> **What to produce**: Across the listing below, how many lines hold "tous"? Reply with the number by itself.

▼

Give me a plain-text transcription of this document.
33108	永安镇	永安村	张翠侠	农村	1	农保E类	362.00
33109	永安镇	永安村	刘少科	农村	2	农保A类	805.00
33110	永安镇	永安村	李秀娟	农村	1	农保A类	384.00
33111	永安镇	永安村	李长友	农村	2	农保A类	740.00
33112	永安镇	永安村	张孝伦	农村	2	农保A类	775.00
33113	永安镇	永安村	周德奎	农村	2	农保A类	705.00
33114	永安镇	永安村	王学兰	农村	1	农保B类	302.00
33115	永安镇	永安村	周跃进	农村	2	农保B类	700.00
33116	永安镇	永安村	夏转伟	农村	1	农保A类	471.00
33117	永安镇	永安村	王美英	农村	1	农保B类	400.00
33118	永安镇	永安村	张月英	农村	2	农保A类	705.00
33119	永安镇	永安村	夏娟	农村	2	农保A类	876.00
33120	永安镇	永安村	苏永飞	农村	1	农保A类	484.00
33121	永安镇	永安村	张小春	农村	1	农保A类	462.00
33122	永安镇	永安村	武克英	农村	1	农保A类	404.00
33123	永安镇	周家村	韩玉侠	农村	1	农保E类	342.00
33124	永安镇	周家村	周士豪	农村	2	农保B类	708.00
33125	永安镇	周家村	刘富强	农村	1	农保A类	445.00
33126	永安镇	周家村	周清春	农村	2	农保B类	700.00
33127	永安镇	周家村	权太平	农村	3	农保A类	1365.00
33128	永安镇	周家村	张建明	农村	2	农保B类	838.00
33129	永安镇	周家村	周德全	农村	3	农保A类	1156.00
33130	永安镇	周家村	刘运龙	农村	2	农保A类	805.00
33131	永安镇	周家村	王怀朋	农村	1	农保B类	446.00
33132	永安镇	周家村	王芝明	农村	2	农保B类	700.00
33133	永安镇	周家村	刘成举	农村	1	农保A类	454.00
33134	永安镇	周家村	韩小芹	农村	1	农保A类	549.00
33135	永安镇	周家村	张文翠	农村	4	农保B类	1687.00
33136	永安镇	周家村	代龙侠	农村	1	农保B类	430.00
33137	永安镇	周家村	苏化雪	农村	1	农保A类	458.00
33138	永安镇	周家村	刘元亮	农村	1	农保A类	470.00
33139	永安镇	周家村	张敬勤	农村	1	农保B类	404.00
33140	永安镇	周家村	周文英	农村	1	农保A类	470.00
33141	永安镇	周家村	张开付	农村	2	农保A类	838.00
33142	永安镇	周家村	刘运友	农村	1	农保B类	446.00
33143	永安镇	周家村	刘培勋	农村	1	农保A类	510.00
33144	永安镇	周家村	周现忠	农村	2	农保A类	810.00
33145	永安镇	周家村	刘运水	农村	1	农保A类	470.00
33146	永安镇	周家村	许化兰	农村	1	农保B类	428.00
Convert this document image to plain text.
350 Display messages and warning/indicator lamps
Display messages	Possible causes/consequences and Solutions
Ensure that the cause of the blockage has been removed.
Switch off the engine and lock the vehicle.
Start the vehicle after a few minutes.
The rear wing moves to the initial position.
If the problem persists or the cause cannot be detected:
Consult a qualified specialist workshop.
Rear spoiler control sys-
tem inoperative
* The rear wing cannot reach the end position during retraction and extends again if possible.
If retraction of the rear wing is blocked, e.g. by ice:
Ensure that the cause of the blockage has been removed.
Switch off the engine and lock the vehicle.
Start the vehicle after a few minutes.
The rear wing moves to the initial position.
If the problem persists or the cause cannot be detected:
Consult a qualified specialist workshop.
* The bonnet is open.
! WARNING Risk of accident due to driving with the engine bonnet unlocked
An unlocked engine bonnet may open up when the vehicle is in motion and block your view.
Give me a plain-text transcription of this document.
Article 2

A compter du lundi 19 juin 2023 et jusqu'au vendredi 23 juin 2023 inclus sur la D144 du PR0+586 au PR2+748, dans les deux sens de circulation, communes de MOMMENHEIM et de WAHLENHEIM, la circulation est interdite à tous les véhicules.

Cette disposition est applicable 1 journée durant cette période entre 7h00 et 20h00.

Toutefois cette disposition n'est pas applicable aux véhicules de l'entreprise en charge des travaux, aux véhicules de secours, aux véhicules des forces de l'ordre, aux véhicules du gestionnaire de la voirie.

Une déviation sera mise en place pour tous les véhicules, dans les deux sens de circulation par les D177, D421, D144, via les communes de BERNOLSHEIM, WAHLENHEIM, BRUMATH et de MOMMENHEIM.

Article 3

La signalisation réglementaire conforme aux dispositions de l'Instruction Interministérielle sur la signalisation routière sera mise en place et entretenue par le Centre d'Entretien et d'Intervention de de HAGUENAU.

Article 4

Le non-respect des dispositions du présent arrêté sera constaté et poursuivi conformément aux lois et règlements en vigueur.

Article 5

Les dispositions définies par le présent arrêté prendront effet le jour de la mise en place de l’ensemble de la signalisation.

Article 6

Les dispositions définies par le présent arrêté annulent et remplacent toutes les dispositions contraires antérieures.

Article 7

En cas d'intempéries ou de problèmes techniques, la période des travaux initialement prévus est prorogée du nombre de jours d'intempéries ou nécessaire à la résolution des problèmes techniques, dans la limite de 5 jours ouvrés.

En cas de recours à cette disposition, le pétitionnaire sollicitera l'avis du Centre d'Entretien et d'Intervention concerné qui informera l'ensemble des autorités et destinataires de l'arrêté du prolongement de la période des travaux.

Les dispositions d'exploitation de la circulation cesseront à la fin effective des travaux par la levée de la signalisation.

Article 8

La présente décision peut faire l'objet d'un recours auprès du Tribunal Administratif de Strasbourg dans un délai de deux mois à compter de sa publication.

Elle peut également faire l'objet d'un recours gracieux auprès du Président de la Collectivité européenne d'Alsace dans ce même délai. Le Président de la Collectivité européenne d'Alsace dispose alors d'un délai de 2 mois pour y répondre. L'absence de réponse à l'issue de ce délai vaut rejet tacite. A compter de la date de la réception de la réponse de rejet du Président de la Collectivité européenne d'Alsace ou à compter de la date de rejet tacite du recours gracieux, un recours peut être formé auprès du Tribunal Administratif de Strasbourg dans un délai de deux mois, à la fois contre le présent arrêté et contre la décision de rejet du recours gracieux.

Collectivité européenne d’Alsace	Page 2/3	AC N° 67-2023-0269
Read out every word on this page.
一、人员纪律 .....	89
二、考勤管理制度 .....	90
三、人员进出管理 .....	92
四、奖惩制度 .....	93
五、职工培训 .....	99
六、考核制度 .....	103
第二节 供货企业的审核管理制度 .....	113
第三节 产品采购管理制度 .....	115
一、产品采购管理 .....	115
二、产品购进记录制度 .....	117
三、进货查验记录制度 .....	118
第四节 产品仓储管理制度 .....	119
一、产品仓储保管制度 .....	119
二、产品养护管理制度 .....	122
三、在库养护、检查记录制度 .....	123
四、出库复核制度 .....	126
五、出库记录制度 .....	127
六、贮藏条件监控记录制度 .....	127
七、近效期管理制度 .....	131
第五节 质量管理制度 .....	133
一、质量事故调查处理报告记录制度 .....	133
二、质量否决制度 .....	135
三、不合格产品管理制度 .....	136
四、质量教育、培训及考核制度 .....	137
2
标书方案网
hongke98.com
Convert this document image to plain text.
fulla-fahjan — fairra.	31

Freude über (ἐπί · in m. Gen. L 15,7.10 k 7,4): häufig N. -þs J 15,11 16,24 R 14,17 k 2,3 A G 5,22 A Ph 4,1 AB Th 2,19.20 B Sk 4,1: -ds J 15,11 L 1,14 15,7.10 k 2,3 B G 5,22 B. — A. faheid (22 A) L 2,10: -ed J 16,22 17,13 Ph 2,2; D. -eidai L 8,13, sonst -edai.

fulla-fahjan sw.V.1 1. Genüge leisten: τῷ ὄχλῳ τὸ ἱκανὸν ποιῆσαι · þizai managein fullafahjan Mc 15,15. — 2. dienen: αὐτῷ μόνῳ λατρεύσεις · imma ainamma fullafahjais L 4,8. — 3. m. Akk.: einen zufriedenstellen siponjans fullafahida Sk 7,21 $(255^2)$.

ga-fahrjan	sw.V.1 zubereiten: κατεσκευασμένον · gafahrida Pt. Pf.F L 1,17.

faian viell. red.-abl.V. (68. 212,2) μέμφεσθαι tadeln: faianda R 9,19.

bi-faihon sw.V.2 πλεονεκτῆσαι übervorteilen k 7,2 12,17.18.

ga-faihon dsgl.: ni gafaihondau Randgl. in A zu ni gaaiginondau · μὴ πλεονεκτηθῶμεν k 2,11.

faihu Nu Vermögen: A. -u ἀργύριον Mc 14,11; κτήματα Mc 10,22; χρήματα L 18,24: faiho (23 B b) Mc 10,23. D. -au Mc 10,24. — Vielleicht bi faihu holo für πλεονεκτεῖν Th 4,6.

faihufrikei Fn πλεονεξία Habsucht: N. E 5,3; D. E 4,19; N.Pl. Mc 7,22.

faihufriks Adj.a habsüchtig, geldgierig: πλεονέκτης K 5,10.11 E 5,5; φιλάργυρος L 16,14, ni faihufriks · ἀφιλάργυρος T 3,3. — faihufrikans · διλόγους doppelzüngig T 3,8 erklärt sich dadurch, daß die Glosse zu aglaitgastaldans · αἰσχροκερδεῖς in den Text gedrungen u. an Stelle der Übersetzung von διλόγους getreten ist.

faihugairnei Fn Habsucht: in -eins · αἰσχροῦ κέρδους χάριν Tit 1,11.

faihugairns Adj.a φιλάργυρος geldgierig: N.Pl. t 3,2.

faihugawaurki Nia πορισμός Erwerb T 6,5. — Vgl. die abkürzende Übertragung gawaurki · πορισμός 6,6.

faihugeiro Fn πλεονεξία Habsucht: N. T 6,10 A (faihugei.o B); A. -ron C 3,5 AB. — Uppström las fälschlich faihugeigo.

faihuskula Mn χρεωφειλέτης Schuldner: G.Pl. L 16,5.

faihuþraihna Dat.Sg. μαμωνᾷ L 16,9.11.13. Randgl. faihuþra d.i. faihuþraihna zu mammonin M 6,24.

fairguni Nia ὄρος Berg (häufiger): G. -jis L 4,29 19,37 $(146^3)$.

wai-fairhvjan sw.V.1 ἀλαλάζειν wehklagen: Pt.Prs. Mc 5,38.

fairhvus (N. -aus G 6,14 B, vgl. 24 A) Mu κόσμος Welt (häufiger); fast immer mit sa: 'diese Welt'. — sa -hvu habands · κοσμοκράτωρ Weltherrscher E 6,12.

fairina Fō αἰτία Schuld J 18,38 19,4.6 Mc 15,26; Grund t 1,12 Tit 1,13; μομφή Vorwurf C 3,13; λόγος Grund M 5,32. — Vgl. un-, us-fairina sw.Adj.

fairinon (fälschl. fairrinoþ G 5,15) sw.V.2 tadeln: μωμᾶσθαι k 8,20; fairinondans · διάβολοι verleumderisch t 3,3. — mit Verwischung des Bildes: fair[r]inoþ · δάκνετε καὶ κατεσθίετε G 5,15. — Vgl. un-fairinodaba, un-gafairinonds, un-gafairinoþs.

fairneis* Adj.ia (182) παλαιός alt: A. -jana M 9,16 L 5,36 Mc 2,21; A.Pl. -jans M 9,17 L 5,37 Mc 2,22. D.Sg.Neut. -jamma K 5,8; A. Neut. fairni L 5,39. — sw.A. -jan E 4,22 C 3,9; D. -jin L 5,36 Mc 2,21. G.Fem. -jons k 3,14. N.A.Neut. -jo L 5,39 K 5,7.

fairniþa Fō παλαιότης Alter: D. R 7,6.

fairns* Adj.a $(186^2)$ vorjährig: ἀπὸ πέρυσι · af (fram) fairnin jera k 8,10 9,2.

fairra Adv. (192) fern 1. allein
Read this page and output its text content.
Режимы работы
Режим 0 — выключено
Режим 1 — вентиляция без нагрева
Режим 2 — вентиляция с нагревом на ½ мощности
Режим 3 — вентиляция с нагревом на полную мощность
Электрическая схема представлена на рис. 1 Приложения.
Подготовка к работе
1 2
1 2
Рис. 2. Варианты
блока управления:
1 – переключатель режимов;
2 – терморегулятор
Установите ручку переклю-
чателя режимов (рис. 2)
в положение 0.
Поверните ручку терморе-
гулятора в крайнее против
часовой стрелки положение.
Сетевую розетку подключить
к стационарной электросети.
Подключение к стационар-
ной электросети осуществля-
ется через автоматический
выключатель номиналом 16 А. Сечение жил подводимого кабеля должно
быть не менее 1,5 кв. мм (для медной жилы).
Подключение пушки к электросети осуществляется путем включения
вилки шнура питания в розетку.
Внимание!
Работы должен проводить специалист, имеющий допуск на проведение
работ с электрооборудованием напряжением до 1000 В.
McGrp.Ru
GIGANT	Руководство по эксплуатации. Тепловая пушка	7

▲

> **Written answer**: 2